— START —
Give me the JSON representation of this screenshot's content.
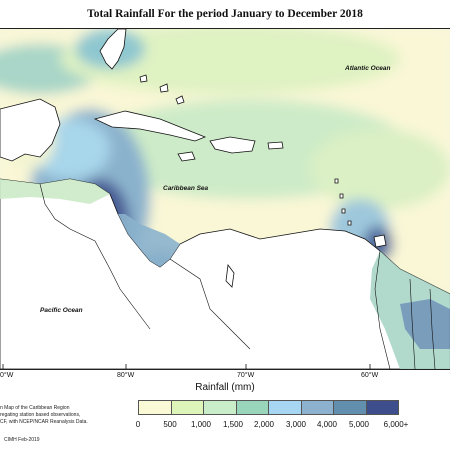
{
  "title": "Total Rainfall For the period January to December 2018",
  "map": {
    "labels": {
      "atlantic": "Atlantic Ocean",
      "caribbean": "Caribbean Sea",
      "pacific": "Pacific Ocean"
    },
    "longitude_ticks": [
      "0°W",
      "80°W",
      "70°W",
      "60°W"
    ]
  },
  "legend": {
    "title": "Rainfall (mm)",
    "breaks": [
      "0",
      "500",
      "1,000",
      "1,500",
      "2,000",
      "3,000",
      "4,000",
      "5,000",
      "6,000+"
    ],
    "colors": [
      "#fafad6",
      "#ddf5b9",
      "#caedc9",
      "#98d5bb",
      "#a7d6f3",
      "#8cb2cf",
      "#628fae",
      "#3e4d8c"
    ]
  },
  "notes": {
    "line1": "n Map of the Caribbean Region",
    "line2": "regating station based observations,",
    "line3": "CF, with NCEP/NCAR Reanalysis Data.",
    "credit": "CIMH Feb-2019"
  }
}
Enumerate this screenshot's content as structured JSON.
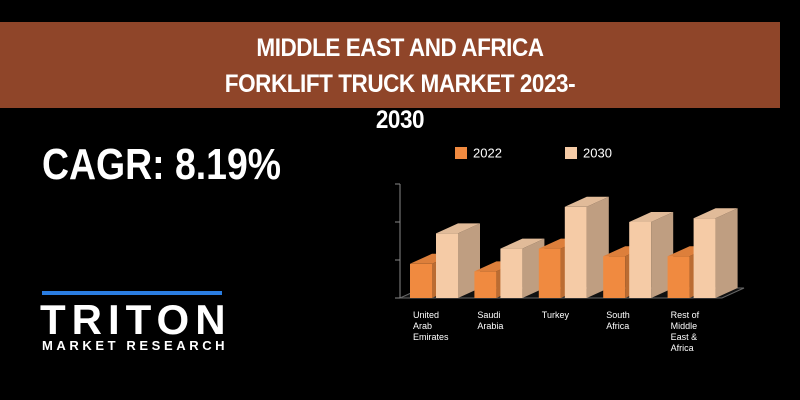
{
  "header": {
    "title": "MIDDLE EAST AND AFRICA FORKLIFT TRUCK MARKET 2023-2030"
  },
  "cagr": "CAGR: 8.19%",
  "logo": {
    "name": "TRITON",
    "tagline": "MARKET RESEARCH"
  },
  "chart_data": {
    "type": "bar3d",
    "categories": [
      "United Arab Emirates",
      "Saudi Arabia",
      "Turkey",
      "South Africa",
      "Rest of Middle East & Africa"
    ],
    "series": [
      {
        "name": "2022",
        "color": "#f08a40",
        "values": [
          0.9,
          0.7,
          1.3,
          1.1,
          1.1
        ]
      },
      {
        "name": "2030",
        "color": "#f5cba6",
        "values": [
          1.7,
          1.3,
          2.4,
          2.0,
          2.1
        ]
      }
    ],
    "ylim": [
      0,
      3
    ],
    "yticks": [
      0,
      1,
      2,
      3
    ]
  }
}
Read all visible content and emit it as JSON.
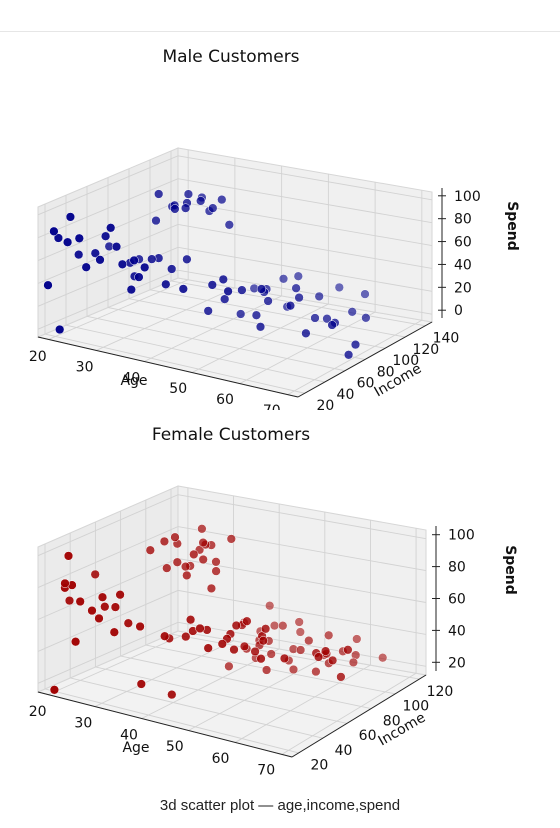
{
  "caption": "3d scatter plot — age,income,spend",
  "chart_data": [
    {
      "type": "scatter",
      "title": "Male  Customers",
      "color": "#00008b",
      "xlabel": "Age",
      "ylabel": "Income",
      "zlabel": "Spend",
      "x_ticks": [
        "20",
        "30",
        "40",
        "50",
        "60",
        "70"
      ],
      "y_ticks": [
        "20",
        "40",
        "60",
        "80",
        "100",
        "120",
        "140"
      ],
      "z_ticks": [
        "0",
        "20",
        "40",
        "60",
        "80",
        "100"
      ],
      "xlim": [
        18,
        72
      ],
      "ylim": [
        10,
        145
      ],
      "zlim": [
        0,
        100
      ],
      "grid": true,
      "points": [
        [
          19,
          15,
          39
        ],
        [
          20,
          16,
          81
        ],
        [
          21,
          17,
          6
        ],
        [
          23,
          18,
          94
        ],
        [
          22,
          20,
          73
        ],
        [
          24,
          22,
          77
        ],
        [
          25,
          24,
          55
        ],
        [
          19,
          25,
          72
        ],
        [
          27,
          28,
          61
        ],
        [
          29,
          29,
          87
        ],
        [
          30,
          30,
          73
        ],
        [
          31,
          31,
          60
        ],
        [
          33,
          33,
          64
        ],
        [
          34,
          33,
          52
        ],
        [
          35,
          34,
          60
        ],
        [
          32,
          35,
          40
        ],
        [
          26,
          38,
          75
        ],
        [
          20,
          40,
          55
        ],
        [
          23,
          42,
          58
        ],
        [
          37,
          45,
          45
        ],
        [
          40,
          48,
          43
        ],
        [
          29,
          52,
          42
        ],
        [
          48,
          54,
          46
        ],
        [
          27,
          57,
          49
        ],
        [
          35,
          60,
          50
        ],
        [
          43,
          62,
          44
        ],
        [
          53,
          63,
          49
        ],
        [
          30,
          64,
          52
        ],
        [
          31,
          66,
          53
        ],
        [
          44,
          68,
          47
        ],
        [
          36,
          70,
          55
        ],
        [
          47,
          72,
          40
        ],
        [
          19,
          74,
          49
        ],
        [
          25,
          75,
          44
        ],
        [
          32,
          77,
          88
        ],
        [
          34,
          78,
          90
        ],
        [
          28,
          80,
          95
        ],
        [
          27,
          82,
          73
        ],
        [
          33,
          84,
          91
        ],
        [
          30,
          86,
          86
        ],
        [
          35,
          88,
          93
        ],
        [
          32,
          90,
          95
        ],
        [
          28,
          93,
          81
        ],
        [
          36,
          95,
          86
        ],
        [
          39,
          97,
          75
        ],
        [
          37,
          99,
          92
        ],
        [
          34,
          101,
          80
        ],
        [
          32,
          103,
          88
        ],
        [
          40,
          72,
          18
        ],
        [
          43,
          74,
          29
        ],
        [
          50,
          76,
          13
        ],
        [
          56,
          77,
          34
        ],
        [
          59,
          78,
          15
        ],
        [
          64,
          80,
          25
        ],
        [
          67,
          82,
          4
        ],
        [
          68,
          84,
          12
        ],
        [
          47,
          86,
          16
        ],
        [
          49,
          88,
          28
        ],
        [
          55,
          90,
          35
        ],
        [
          62,
          92,
          21
        ],
        [
          42,
          94,
          10
        ],
        [
          57,
          96,
          19
        ],
        [
          46,
          98,
          29
        ],
        [
          52,
          101,
          36
        ],
        [
          58,
          103,
          17
        ],
        [
          45,
          105,
          28
        ],
        [
          65,
          108,
          22
        ],
        [
          48,
          111,
          15
        ],
        [
          54,
          114,
          27
        ],
        [
          60,
          118,
          19
        ],
        [
          39,
          121,
          18
        ],
        [
          44,
          126,
          28
        ],
        [
          46,
          131,
          30
        ],
        [
          59,
          135,
          26
        ],
        [
          53,
          138,
          25
        ]
      ]
    },
    {
      "type": "scatter",
      "title": "Female  Customers",
      "color": "#a00000",
      "xlabel": "Age",
      "ylabel": "Income",
      "zlabel": "Spend",
      "x_ticks": [
        "20",
        "30",
        "40",
        "50",
        "60",
        "70"
      ],
      "y_ticks": [
        "20",
        "40",
        "60",
        "80",
        "100",
        "120"
      ],
      "z_ticks": [
        "20",
        "40",
        "60",
        "80",
        "100"
      ],
      "xlim": [
        18,
        72
      ],
      "ylim": [
        10,
        130
      ],
      "zlim": [
        5,
        100
      ],
      "grid": true,
      "points": [
        [
          20,
          16,
          6
        ],
        [
          22,
          17,
          77
        ],
        [
          24,
          18,
          40
        ],
        [
          23,
          19,
          76
        ],
        [
          22,
          20,
          94
        ],
        [
          21,
          21,
          72
        ],
        [
          24,
          22,
          65
        ],
        [
          26,
          24,
          60
        ],
        [
          28,
          25,
          70
        ],
        [
          27,
          26,
          55
        ],
        [
          30,
          27,
          48
        ],
        [
          31,
          28,
          73
        ],
        [
          35,
          29,
          55
        ],
        [
          35,
          30,
          17
        ],
        [
          27,
          31,
          61
        ],
        [
          29,
          32,
          62
        ],
        [
          19,
          33,
          58
        ],
        [
          31,
          35,
          52
        ],
        [
          40,
          36,
          12
        ],
        [
          38,
          38,
          48
        ],
        [
          47,
          39,
          47
        ],
        [
          45,
          40,
          58
        ],
        [
          43,
          42,
          54
        ],
        [
          49,
          43,
          50
        ],
        [
          42,
          44,
          60
        ],
        [
          45,
          46,
          55
        ],
        [
          49,
          47,
          52
        ],
        [
          40,
          48,
          46
        ],
        [
          50,
          49,
          45
        ],
        [
          36,
          50,
          41
        ],
        [
          20,
          51,
          70
        ],
        [
          55,
          52,
          42
        ],
        [
          48,
          54,
          52
        ],
        [
          49,
          55,
          58
        ],
        [
          59,
          56,
          44
        ],
        [
          54,
          58,
          51
        ],
        [
          52,
          59,
          42
        ],
        [
          50,
          60,
          60
        ],
        [
          65,
          61,
          48
        ],
        [
          49,
          62,
          42
        ],
        [
          66,
          63,
          52
        ],
        [
          53,
          64,
          56
        ],
        [
          67,
          65,
          46
        ],
        [
          70,
          66,
          55
        ],
        [
          63,
          67,
          47
        ],
        [
          68,
          68,
          35
        ],
        [
          51,
          69,
          48
        ],
        [
          27,
          70,
          85
        ],
        [
          36,
          71,
          89
        ],
        [
          30,
          72,
          75
        ],
        [
          34,
          73,
          73
        ],
        [
          29,
          74,
          91
        ],
        [
          31,
          75,
          95
        ],
        [
          33,
          76,
          77
        ],
        [
          31,
          77,
          78
        ],
        [
          38,
          78,
          66
        ],
        [
          36,
          79,
          83
        ],
        [
          44,
          80,
          46
        ],
        [
          30,
          81,
          88
        ],
        [
          38,
          82,
          76
        ],
        [
          35,
          83,
          92
        ],
        [
          32,
          84,
          74
        ],
        [
          35,
          85,
          90
        ],
        [
          37,
          86,
          80
        ],
        [
          40,
          87,
          97
        ],
        [
          33,
          88,
          84
        ],
        [
          47,
          89,
          16
        ],
        [
          35,
          90,
          88
        ],
        [
          45,
          91,
          30
        ],
        [
          42,
          92,
          25
        ],
        [
          38,
          93,
          10
        ],
        [
          32,
          94,
          95
        ],
        [
          56,
          95,
          20
        ],
        [
          58,
          96,
          33
        ],
        [
          46,
          97,
          23
        ],
        [
          52,
          98,
          30
        ],
        [
          43,
          99,
          29
        ],
        [
          50,
          100,
          15
        ],
        [
          53,
          101,
          36
        ],
        [
          57,
          102,
          24
        ],
        [
          44,
          103,
          28
        ],
        [
          48,
          104,
          18
        ],
        [
          59,
          106,
          32
        ],
        [
          61,
          107,
          26
        ],
        [
          40,
          108,
          12
        ],
        [
          55,
          110,
          38
        ],
        [
          47,
          112,
          22
        ],
        [
          60,
          113,
          28
        ],
        [
          36,
          114,
          30
        ],
        [
          44,
          115,
          34
        ],
        [
          39,
          116,
          26
        ],
        [
          52,
          118,
          20
        ],
        [
          41,
          120,
          30
        ],
        [
          46,
          121,
          36
        ],
        [
          58,
          122,
          34
        ],
        [
          63,
          124,
          25
        ],
        [
          45,
          126,
          27
        ],
        [
          38,
          128,
          38
        ]
      ]
    }
  ]
}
— END —
Task statement - Only the number is needed here: how many lines of the records contain "Rainfall"?

Complete answer - 2